* [Excerpt to read]

_ _ _ _ _ _ _

Promises
Promises
Sources
A Promise is a JS object which represents the eventual completion or failure of an async operation and resulting value.
These run off the idea of error first callbacks, or just error handling.
Here is a basic example of a Promise object being created.
// promises
const myPromise = new Promise((resolve, reject) => {
const rand = Math.floor(Math.random() * 2);
if(rand == 0) {
resolve();
} else {
reject();
}
});
myPromise
.then(() => console.log('Success'))
.catch(() => console.log('Fail'));
The above is a simple random number checker looking for the number 0
.
Promises, as they are created above, take in a resolve
and a reject
callback function and runs the resolve
on a success and the reject
on a fail.
We can then consume this Promise object by running the function and then calling the built in .then()
and .catch()
functions for a promise object.

_ _ _ _ _ _ _

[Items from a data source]
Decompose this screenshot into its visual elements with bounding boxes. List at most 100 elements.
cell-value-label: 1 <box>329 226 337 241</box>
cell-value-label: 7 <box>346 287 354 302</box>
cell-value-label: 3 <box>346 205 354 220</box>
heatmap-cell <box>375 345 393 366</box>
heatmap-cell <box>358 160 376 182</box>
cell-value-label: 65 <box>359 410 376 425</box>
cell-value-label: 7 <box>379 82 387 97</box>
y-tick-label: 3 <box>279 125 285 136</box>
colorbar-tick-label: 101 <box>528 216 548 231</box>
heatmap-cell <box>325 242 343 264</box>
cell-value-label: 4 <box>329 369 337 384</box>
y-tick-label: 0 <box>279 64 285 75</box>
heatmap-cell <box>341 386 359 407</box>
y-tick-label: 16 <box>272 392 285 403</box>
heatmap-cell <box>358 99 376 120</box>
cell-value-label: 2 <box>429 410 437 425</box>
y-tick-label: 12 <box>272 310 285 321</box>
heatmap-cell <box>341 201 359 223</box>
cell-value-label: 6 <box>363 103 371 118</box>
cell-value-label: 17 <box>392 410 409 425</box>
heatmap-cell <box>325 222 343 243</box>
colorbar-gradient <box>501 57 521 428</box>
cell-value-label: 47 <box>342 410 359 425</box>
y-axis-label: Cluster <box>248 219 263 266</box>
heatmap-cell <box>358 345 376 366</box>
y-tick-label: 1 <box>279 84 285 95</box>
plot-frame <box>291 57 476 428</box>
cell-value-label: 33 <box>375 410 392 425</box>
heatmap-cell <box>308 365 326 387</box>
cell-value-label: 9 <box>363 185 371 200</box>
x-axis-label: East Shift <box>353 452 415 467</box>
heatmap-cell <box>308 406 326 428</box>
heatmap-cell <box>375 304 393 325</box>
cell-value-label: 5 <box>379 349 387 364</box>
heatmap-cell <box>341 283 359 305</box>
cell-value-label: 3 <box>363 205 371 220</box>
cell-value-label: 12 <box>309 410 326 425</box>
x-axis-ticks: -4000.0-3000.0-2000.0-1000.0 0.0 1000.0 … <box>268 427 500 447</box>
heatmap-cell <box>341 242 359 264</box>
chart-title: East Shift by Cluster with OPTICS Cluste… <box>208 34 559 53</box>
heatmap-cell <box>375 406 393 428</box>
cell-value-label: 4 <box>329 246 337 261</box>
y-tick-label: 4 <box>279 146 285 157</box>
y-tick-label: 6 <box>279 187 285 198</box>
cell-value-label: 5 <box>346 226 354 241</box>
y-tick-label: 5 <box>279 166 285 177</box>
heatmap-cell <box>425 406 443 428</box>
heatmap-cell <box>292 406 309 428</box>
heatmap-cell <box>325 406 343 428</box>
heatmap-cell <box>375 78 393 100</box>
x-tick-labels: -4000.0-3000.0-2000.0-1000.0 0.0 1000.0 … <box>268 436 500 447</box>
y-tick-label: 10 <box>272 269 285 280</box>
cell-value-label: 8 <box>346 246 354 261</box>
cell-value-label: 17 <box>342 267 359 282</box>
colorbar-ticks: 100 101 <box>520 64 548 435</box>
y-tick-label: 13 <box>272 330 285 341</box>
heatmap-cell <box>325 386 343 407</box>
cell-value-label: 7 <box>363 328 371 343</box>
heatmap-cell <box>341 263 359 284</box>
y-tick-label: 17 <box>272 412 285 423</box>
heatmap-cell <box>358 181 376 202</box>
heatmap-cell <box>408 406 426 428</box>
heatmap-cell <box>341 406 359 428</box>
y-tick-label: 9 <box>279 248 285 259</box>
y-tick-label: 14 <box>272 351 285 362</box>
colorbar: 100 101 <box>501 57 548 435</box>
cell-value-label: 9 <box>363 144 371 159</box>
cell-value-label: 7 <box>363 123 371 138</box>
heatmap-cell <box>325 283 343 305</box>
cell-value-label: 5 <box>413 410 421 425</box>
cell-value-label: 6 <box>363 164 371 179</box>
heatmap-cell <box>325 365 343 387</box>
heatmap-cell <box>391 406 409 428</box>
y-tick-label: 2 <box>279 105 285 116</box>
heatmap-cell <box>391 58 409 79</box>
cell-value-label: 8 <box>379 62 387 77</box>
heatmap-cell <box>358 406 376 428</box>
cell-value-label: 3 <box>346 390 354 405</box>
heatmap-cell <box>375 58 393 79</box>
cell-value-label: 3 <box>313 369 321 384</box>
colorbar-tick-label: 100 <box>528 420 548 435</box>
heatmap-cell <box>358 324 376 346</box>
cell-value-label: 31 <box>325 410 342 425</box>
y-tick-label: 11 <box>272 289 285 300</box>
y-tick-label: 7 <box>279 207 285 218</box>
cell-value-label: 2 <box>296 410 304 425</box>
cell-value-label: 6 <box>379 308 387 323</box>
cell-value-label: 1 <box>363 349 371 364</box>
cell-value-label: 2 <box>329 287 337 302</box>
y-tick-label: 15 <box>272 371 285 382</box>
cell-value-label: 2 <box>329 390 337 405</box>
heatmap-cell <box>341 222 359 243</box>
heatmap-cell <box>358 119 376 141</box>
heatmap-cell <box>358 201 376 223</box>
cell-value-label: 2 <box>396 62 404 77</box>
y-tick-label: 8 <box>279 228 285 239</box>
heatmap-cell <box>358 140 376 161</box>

_ _ _ _ _ _ _

* [Directives]
a) Reproduce the passage of the promises text between "Promises, as they" and "and .catch()", inclusive.
b) Arrange the listing as a JSON list of strings, one per line and skipping blank lines, from its first line through the line holding "heatmap-cell <box>375 345 393 366</box>", inclusive.
The listing has no connection to the text on JavaScript promises.

* [The solutions]
a)
Promises, as they are created above, take in a resolve
and a reject
callback function and runs the resolve
on a success and the reject
on a fail.
We can then consume this Promise object by running the function and then calling the built in .then()
and .catch()

b)
[
  "Decompose this screenshot into its visual elements with bounding boxes. List at most 100 elements.",
  "cell-value-label: 1 <box>329 226 337 241</box>",
  "cell-value-label: 7 <box>346 287 354 302</box>",
  "cell-value-label: 3 <box>346 205 354 220</box>",
  "heatmap-cell <box>375 345 393 366</box>"
]